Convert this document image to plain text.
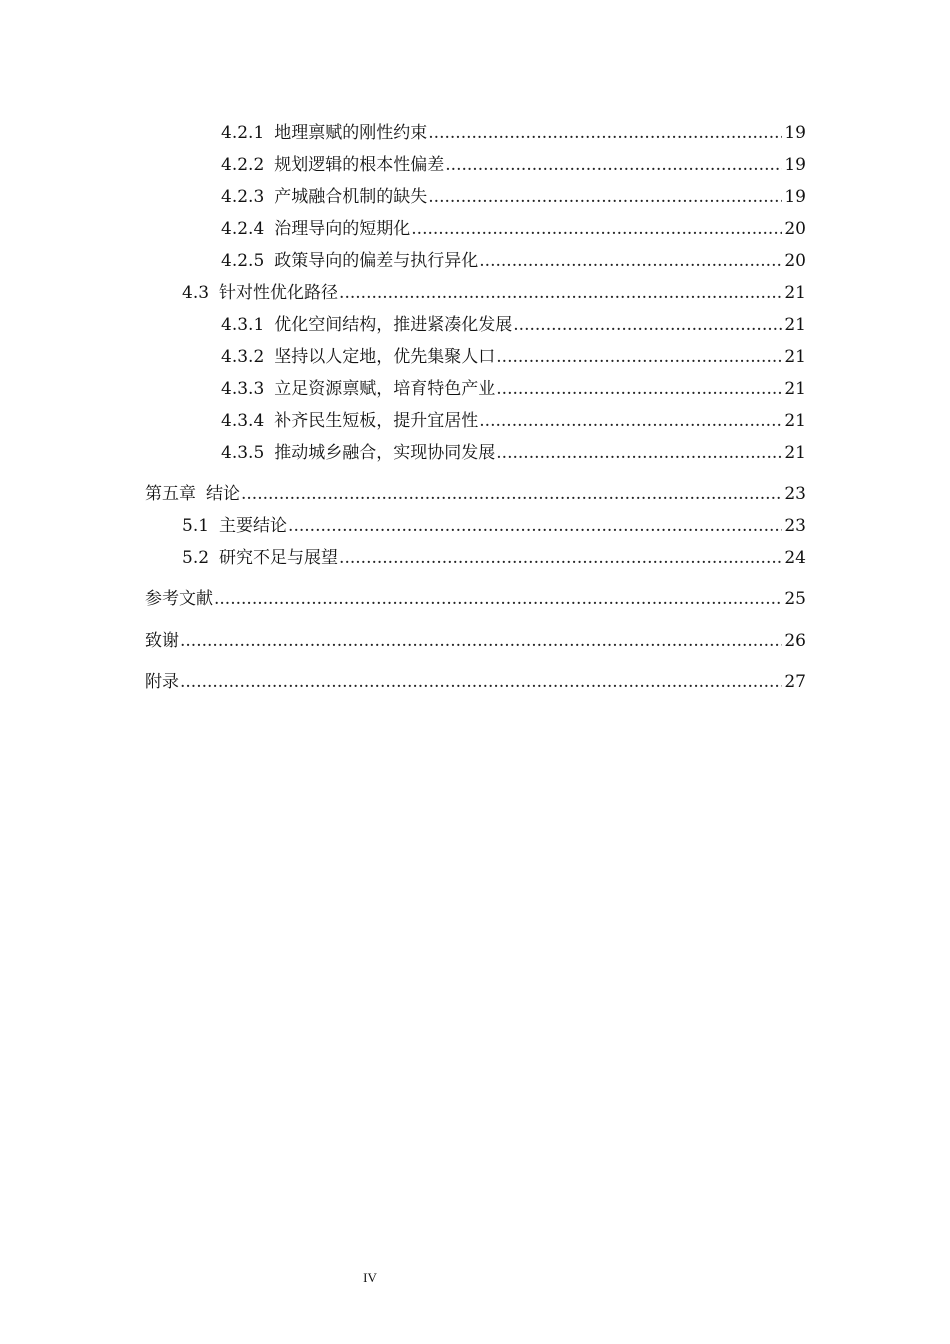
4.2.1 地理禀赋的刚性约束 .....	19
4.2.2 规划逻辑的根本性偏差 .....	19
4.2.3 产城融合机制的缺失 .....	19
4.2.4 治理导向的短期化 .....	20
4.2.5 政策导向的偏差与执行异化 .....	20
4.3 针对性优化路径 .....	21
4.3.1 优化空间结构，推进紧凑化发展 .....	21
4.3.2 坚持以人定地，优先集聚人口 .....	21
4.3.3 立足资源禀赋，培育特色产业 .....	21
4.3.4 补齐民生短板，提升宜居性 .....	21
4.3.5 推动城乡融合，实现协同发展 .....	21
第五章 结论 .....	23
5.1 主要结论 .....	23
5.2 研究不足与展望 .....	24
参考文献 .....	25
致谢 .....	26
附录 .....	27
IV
○ ○ ○ ○ ○
▶ [Goal of the exercise] Write out the listing above again, exactly, but with no pictures in the copy.

▶ [Solution]
Convert this document image to plain text.
4.2.1 地理禀赋的刚性约束 .....	19
4.2.2 规划逻辑的根本性偏差 .....	19
4.2.3 产城融合机制的缺失 .....	19
4.2.4 治理导向的短期化 .....	20
4.2.5 政策导向的偏差与执行异化 .....	20
4.3 针对性优化路径 .....	21
4.3.1 优化空间结构，推进紧凑化发展 .....	21
4.3.2 坚持以人定地，优先集聚人口 .....	21
4.3.3 立足资源禀赋，培育特色产业 .....	21
4.3.4 补齐民生短板，提升宜居性 .....	21
4.3.5 推动城乡融合，实现协同发展 .....	21
第五章 结论 .....	23
5.1 主要结论 .....	23
5.2 研究不足与展望 .....	24
参考文献 .....	25
致谢 .....	26
附录 .....	27
IV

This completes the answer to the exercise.